*** EXTRAIT FOURNI ***

RECIT – Le magazine Cité Black racontée par sa fondatrice, Hortense Assaga

RENCONTRE –  L’Afro a eu la chance d’interviewer Hortense Assaga, fondatrice de feu Cité Black. Aujourd’hui sur Africa 24, la journaliste souriante et dynamique, revient sur cette aventure éditoriale, pionnière sur le web.

hassaga

C’était bien avant L’Afro mais les problématiques sont les mêmes. Hortense Assaga, journaliste télé sur  Africa 24, crée en 2000 le magazine Cité Black qui n’existe plus aujourd’hui. Toujours avec le sourire et une pointe de nostalgie, cette éternelle optimiste a accepté de revenir sur ses années en tant que fondatrice et rédactrice en chef du magazine historique disponible à la BNF.

*** DONNÉES EXTRAITES ***

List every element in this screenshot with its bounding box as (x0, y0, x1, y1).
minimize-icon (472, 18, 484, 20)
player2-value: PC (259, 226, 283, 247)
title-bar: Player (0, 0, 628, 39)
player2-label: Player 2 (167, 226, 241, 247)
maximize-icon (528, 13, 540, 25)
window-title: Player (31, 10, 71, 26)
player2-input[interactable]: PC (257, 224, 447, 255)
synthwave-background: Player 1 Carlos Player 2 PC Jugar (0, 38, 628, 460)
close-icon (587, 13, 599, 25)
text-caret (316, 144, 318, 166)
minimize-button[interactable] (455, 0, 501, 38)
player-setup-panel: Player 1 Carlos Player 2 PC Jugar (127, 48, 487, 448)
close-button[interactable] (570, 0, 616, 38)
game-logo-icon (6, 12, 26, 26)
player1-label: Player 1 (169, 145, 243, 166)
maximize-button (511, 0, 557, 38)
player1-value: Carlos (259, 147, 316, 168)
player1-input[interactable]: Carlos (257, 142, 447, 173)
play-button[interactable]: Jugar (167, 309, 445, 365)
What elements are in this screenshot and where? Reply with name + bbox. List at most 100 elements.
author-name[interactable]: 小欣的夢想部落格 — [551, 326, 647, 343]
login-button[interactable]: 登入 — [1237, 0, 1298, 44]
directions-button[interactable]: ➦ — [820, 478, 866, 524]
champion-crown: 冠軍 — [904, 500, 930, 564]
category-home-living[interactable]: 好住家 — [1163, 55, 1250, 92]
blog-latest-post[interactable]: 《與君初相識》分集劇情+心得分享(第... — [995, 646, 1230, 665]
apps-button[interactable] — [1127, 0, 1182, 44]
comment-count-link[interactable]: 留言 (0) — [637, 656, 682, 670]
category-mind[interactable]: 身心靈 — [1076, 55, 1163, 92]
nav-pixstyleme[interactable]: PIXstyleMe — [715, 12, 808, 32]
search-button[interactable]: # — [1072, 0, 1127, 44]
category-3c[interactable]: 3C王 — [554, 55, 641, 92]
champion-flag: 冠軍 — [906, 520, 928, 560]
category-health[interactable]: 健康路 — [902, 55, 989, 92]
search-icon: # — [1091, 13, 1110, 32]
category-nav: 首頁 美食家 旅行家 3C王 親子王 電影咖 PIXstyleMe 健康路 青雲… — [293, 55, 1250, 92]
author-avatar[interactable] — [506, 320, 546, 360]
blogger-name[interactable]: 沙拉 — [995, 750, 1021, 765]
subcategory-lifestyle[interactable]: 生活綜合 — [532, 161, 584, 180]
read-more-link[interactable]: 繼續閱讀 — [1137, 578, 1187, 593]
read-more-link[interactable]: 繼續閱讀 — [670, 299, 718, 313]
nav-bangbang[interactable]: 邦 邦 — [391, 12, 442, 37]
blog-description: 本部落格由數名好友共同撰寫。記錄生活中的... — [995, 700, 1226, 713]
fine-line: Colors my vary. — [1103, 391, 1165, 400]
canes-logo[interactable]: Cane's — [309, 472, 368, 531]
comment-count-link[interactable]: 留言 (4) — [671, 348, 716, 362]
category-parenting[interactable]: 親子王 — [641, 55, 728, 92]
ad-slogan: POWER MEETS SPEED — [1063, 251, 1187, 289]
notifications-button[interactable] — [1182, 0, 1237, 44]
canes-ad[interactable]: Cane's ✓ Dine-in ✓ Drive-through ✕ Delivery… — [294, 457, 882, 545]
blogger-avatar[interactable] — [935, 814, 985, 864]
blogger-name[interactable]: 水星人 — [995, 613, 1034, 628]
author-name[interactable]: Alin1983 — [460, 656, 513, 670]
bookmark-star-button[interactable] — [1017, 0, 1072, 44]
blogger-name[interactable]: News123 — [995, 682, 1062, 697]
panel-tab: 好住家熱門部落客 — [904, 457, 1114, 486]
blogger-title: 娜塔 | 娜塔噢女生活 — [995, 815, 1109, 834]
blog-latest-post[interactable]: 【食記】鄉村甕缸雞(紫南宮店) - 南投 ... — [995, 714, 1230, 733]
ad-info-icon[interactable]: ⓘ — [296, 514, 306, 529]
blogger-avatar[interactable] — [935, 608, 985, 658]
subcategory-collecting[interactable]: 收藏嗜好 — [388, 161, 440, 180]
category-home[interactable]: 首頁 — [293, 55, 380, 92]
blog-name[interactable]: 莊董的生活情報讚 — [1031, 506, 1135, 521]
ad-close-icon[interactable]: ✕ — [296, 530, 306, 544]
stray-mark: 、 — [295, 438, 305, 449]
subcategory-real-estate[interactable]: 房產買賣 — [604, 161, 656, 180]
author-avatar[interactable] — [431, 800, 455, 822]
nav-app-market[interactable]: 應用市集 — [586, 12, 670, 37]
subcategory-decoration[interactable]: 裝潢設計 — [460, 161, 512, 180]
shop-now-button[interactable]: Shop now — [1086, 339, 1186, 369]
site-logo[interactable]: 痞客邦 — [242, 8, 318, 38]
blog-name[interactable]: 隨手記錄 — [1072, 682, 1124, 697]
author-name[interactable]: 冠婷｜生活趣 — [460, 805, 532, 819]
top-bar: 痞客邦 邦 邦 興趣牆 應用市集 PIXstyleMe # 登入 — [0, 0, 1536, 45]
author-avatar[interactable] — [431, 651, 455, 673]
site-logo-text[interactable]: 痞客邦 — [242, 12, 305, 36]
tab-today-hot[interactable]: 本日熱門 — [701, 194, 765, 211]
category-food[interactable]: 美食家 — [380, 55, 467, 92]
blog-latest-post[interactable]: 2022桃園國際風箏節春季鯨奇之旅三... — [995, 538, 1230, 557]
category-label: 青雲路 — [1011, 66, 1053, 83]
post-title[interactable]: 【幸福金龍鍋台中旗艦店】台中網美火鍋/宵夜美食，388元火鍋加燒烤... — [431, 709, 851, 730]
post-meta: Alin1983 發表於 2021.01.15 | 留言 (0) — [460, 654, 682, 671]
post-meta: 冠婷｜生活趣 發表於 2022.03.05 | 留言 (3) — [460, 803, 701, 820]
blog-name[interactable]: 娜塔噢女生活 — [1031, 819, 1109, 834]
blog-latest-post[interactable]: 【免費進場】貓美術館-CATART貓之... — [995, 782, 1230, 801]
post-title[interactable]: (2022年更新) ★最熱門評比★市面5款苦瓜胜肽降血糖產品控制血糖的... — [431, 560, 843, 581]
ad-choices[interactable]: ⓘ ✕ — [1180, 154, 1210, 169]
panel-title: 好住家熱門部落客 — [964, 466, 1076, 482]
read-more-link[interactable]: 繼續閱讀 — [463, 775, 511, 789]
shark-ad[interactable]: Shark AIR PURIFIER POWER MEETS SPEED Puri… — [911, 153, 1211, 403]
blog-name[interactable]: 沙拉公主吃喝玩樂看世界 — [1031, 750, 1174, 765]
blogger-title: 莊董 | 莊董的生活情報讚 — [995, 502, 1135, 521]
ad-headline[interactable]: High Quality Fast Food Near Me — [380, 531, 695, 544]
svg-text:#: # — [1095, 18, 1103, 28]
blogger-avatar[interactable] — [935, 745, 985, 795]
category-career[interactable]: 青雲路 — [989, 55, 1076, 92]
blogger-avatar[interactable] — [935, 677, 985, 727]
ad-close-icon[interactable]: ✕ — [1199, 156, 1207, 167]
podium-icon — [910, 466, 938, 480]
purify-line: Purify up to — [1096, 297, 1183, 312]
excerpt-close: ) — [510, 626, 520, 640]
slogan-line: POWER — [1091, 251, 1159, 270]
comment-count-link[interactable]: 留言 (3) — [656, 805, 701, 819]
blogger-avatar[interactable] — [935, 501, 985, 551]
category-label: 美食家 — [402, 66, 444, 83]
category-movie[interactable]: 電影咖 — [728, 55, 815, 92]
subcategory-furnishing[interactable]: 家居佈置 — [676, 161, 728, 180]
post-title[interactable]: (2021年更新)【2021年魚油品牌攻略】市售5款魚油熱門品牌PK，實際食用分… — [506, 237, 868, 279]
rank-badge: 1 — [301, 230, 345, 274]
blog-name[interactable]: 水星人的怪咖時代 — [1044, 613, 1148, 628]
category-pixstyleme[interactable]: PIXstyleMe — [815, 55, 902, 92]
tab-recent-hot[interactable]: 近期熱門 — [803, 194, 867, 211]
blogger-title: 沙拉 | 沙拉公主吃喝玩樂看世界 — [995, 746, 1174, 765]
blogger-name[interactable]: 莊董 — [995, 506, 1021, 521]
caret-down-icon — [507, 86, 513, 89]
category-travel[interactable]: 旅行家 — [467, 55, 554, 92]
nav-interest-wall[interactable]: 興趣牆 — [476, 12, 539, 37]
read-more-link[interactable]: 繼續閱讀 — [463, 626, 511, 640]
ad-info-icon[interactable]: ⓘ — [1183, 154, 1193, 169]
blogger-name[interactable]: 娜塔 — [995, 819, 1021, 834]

***

▸ TRAVAIL DEMANDÉ
1) Dites si chacune de ces affirmations est conforme à l'extrait sur Cité Black, en répondant par oui ou non et en citant les mots décisifs de l'extrait : (a) Hortense Assaga a créé Cité Black en 2000 ; (b) le magazine Cité Black existe toujours ; (c) le magazine est disponible à la BNF.
2) Remplacez « interactable » par « cliquable » dans les lignes des données, de la première jusqu'à celle qui contient « blog-latest-post[interactable]: 《與君初相識》分集劇情+心得分享(第... — » incluse, s'il vous plaît. Redonnez seulement ces lignes, sans aucun autre changement.

▸ CORRIGÉ
1)
(a) Oui : « crée en 2000 le magazine Cité Black »
(b) Non : « qui n’existe plus aujourd’hui »
(c) Oui : « du magazine historique disponible à la BNF »

2)
List every element in this screenshot with its bounding box as (x0, y0, x1, y1).
minimize-icon (472, 18, 484, 20)
player2-value: PC (259, 226, 283, 247)
title-bar: Player (0, 0, 628, 39)
player2-label: Player 2 (167, 226, 241, 247)
maximize-icon (528, 13, 540, 25)
window-title: Player (31, 10, 71, 26)
player2-input[cliquable]: PC (257, 224, 447, 255)
synthwave-background: Player 1 Carlos Player 2 PC Jugar (0, 38, 628, 460)
close-icon (587, 13, 599, 25)
text-caret (316, 144, 318, 166)
minimize-button[cliquable] (455, 0, 501, 38)
player-setup-panel: Player 1 Carlos Player 2 PC Jugar (127, 48, 487, 448)
close-button[cliquable] (570, 0, 616, 38)
game-logo-icon (6, 12, 26, 26)
player1-label: Player 1 (169, 145, 243, 166)
maximize-button (511, 0, 557, 38)
player1-value: Carlos (259, 147, 316, 168)
player1-input[cliquable]: Carlos (257, 142, 447, 173)
play-button[cliquable]: Jugar (167, 309, 445, 365)
What elements are in this screenshot and where? Reply with name + bbox. List at most 100 elements.
author-name[cliquable]: 小欣的夢想部落格 — [551, 326, 647, 343]
login-button[cliquable]: 登入 — [1237, 0, 1298, 44]
directions-button[cliquable]: ➦ — [820, 478, 866, 524]
champion-crown: 冠軍 — [904, 500, 930, 564]
category-home-living[cliquable]: 好住家 — [1163, 55, 1250, 92]
blog-latest-post[cliquable]: 《與君初相識》分集劇情+心得分享(第... — [995, 646, 1230, 665]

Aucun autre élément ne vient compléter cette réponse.